• _Written problem_: Scan the material that follows. Copy every line containing the word "JSON".

-- begin --

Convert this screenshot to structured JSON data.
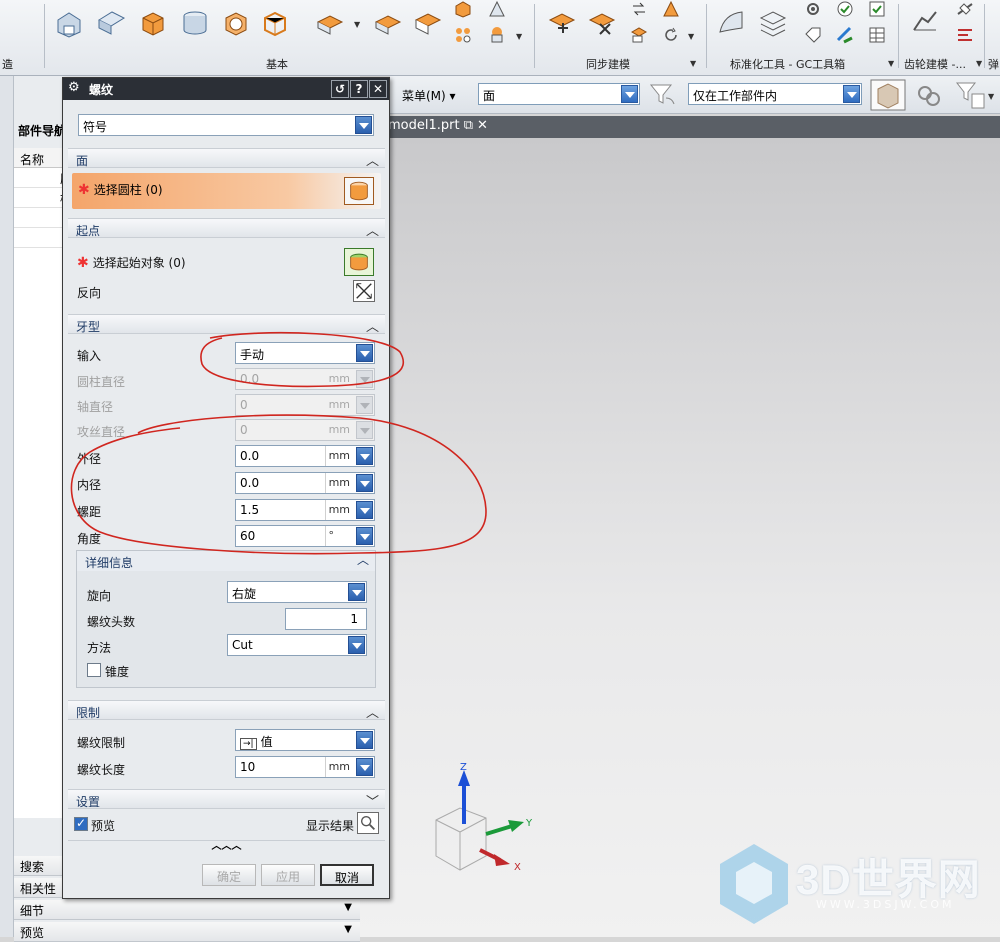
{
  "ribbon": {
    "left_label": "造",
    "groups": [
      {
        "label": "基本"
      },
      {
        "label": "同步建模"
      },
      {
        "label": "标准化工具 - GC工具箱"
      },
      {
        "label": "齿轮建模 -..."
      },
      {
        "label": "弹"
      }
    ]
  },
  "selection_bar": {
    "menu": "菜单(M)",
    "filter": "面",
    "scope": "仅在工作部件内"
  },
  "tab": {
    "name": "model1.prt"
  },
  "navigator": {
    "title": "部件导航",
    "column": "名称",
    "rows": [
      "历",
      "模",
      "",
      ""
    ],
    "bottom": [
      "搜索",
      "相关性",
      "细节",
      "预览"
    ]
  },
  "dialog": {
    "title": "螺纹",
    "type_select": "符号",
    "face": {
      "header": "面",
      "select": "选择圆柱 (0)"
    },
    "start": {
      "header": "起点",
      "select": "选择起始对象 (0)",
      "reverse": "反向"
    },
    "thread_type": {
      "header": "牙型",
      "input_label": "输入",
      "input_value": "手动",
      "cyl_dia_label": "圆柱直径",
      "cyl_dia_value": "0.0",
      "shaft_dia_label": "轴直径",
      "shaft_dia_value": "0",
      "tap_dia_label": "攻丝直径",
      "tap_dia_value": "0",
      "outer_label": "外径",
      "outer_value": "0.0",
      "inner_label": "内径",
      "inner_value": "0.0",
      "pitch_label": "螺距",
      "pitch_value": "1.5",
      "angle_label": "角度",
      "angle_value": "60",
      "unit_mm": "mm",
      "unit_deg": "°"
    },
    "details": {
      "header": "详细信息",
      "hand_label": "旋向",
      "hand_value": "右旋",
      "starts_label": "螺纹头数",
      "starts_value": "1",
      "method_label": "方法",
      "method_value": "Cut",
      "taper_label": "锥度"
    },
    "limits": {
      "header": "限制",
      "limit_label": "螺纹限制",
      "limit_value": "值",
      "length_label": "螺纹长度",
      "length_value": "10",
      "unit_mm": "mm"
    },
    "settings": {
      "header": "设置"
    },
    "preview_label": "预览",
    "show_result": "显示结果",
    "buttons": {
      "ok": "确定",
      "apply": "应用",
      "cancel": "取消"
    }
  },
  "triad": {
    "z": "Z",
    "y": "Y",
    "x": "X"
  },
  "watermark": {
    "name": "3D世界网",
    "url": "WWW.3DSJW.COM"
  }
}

-- end --
-- begin --

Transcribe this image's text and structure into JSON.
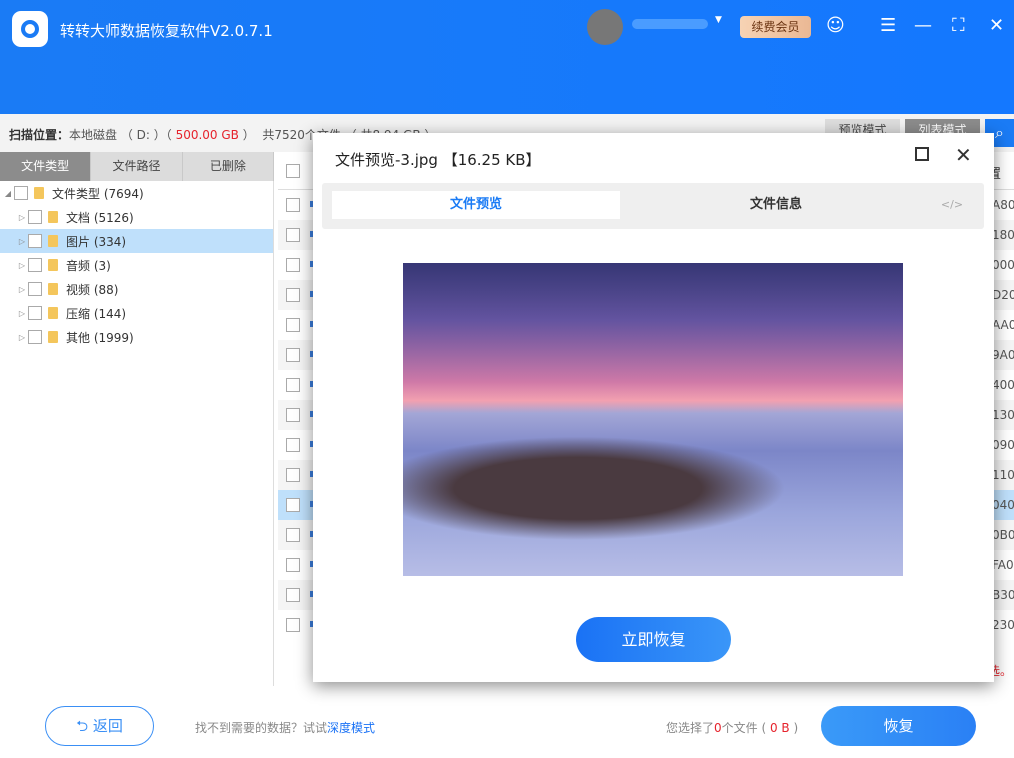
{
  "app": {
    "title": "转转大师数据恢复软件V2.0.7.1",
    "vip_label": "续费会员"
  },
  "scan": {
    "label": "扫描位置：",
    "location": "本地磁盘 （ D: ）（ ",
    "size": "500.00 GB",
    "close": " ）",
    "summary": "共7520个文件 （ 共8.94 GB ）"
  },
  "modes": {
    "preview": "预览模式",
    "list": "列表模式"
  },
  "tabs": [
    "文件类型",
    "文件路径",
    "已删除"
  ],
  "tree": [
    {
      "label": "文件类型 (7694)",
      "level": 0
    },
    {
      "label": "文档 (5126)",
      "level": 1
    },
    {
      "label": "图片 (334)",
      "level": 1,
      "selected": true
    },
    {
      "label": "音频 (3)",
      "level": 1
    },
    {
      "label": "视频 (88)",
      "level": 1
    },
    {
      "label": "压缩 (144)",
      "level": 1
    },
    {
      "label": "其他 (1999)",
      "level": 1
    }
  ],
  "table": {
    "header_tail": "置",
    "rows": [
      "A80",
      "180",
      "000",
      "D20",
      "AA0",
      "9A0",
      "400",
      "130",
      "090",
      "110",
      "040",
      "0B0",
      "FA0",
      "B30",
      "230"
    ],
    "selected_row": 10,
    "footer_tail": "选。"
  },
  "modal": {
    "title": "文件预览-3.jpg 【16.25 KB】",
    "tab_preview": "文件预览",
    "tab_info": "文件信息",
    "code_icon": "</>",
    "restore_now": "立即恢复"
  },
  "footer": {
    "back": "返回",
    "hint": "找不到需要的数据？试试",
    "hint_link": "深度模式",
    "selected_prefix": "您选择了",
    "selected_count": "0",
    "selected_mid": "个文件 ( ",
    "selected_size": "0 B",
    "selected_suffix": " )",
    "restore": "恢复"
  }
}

-- end --

• _Completed exercise_:
Convert this screenshot to structured JSON data.
Transcribe this image's text and structure into JSON.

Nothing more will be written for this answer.